━━━━━ PROVIDED INFORMATION

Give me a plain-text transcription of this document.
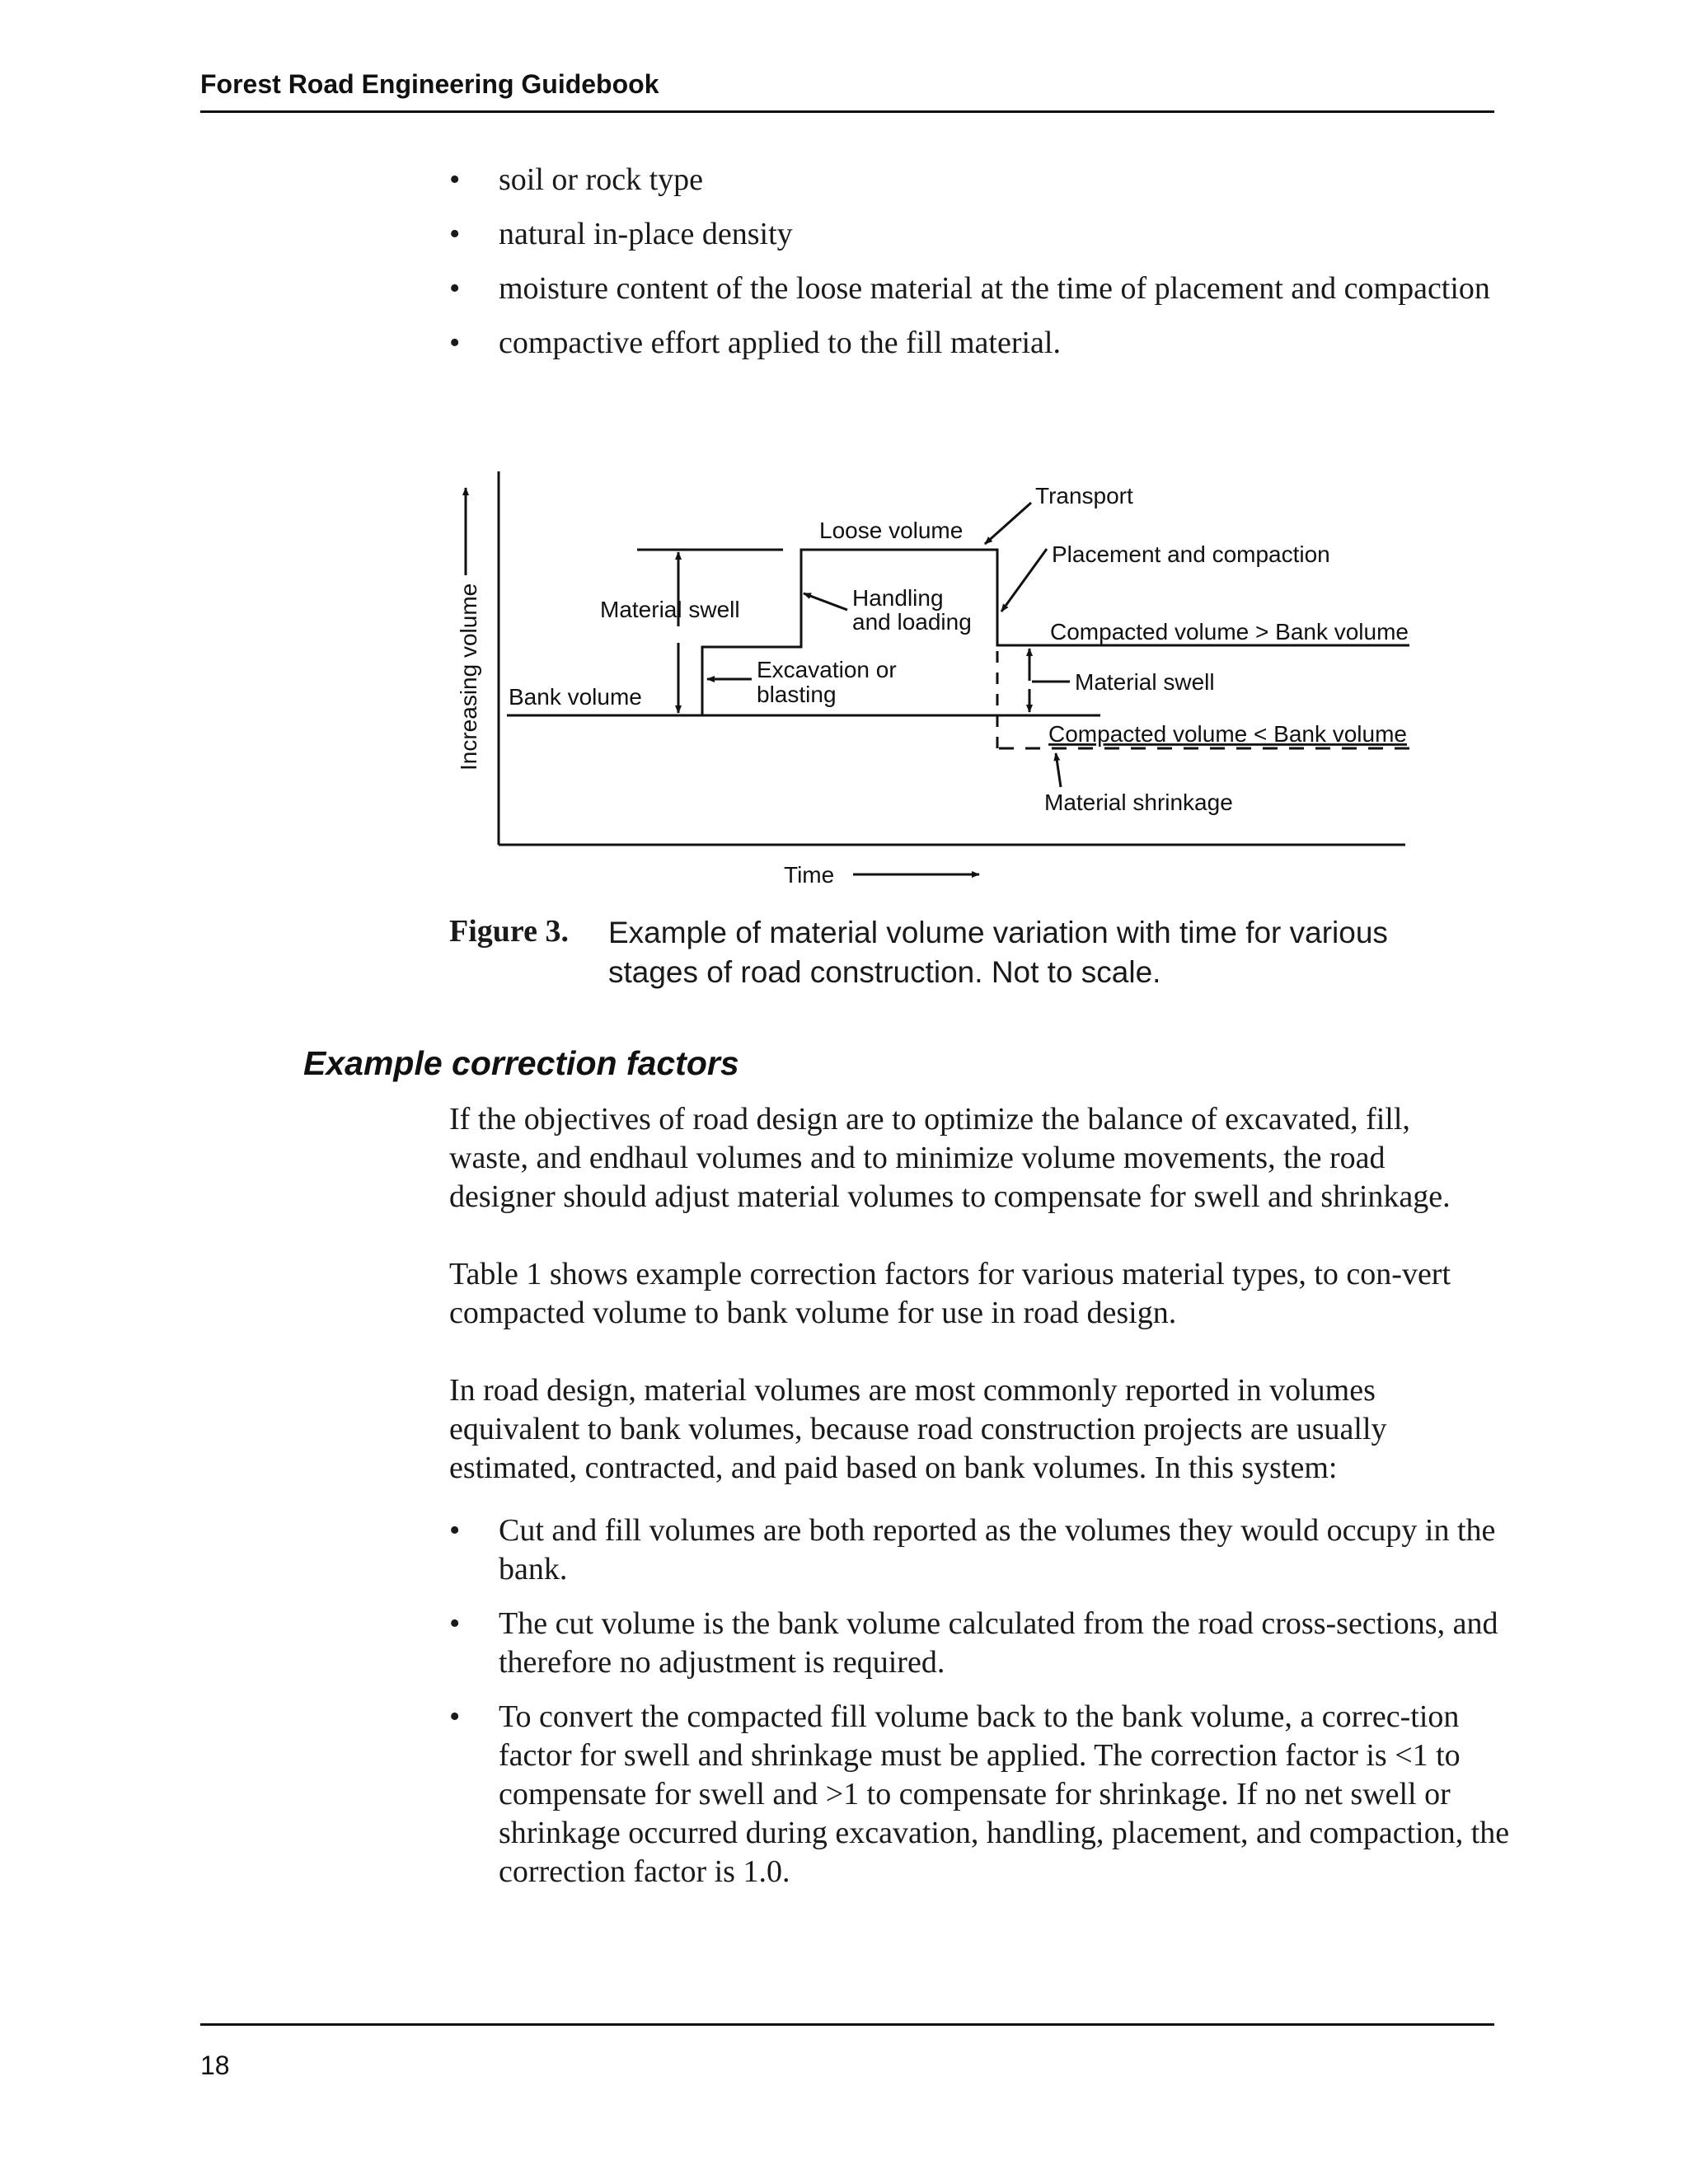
Forest Road Engineering Guidebook
• soil or rock type
• natural in-place density
• moisture content of the loose material at the time of placement and compaction
• compactive effort applied to the fill material.
Increasing volume
Time
Transport
Loose volume
Placement and compaction
Handling
and loading
Material swell
Compacted volume > Bank volume
Excavation or
blasting	Material swell
Bank volume
Compacted volume < Bank volume
Material shrinkage
Figure 3. Example of material volume variation with time for various stages of road construction. Not to scale.
Example correction factors

If the objectives of road design are to optimize the balance of excavated, fill, waste, and endhaul volumes and to minimize volume movements, the road designer should adjust material volumes to compensate for swell and shrinkage.

Table 1 shows example correction factors for various material types, to con-vert compacted volume to bank volume for use in road design.

In road design, material volumes are most commonly reported in volumes equivalent to bank volumes, because road construction projects are usually estimated, contracted, and paid based on bank volumes. In this system:

• Cut and fill volumes are both reported as the volumes they would occupy in the bank.
• The cut volume is the bank volume calculated from the road cross-sections, and therefore no adjustment is required.
• To convert the compacted fill volume back to the bank volume, a correc-tion factor for swell and shrinkage must be applied. The correction factor is <1 to compensate for swell and >1 to compensate for shrinkage. If no net swell or shrinkage occurred during excavation, handling, placement, and compaction, the correction factor is 1.0.
18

━━━━━━━━━━

◆ THE PROBLEM
Every line of the material is to be quoted exactly, with no pictures carried over.

◆ EXERCISE ANSWER
Give me a plain-text transcription of this document.
Forest Road Engineering Guidebook
• soil or rock type
• natural in-place density
• moisture content of the loose material at the time of placement and compaction
• compactive effort applied to the fill material.
Increasing volume
Time
Transport
Loose volume
Placement and compaction
Handling
and loading
Material swell
Compacted volume > Bank volume
Excavation or
blasting	Material swell
Bank volume
Compacted volume < Bank volume
Material shrinkage
Figure 3. Example of material volume variation with time for various stages of road construction. Not to scale.
Example correction factors

If the objectives of road design are to optimize the balance of excavated, fill, waste, and endhaul volumes and to minimize volume movements, the road designer should adjust material volumes to compensate for swell and shrinkage.

Table 1 shows example correction factors for various material types, to con-vert compacted volume to bank volume for use in road design.

In road design, material volumes are most commonly reported in volumes equivalent to bank volumes, because road construction projects are usually estimated, contracted, and paid based on bank volumes. In this system:

• Cut and fill volumes are both reported as the volumes they would occupy in the bank.
• The cut volume is the bank volume calculated from the road cross-sections, and therefore no adjustment is required.
• To convert the compacted fill volume back to the bank volume, a correc-tion factor for swell and shrinkage must be applied. The correction factor is <1 to compensate for swell and >1 to compensate for shrinkage. If no net swell or shrinkage occurred during excavation, handling, placement, and compaction, the correction factor is 1.0.
18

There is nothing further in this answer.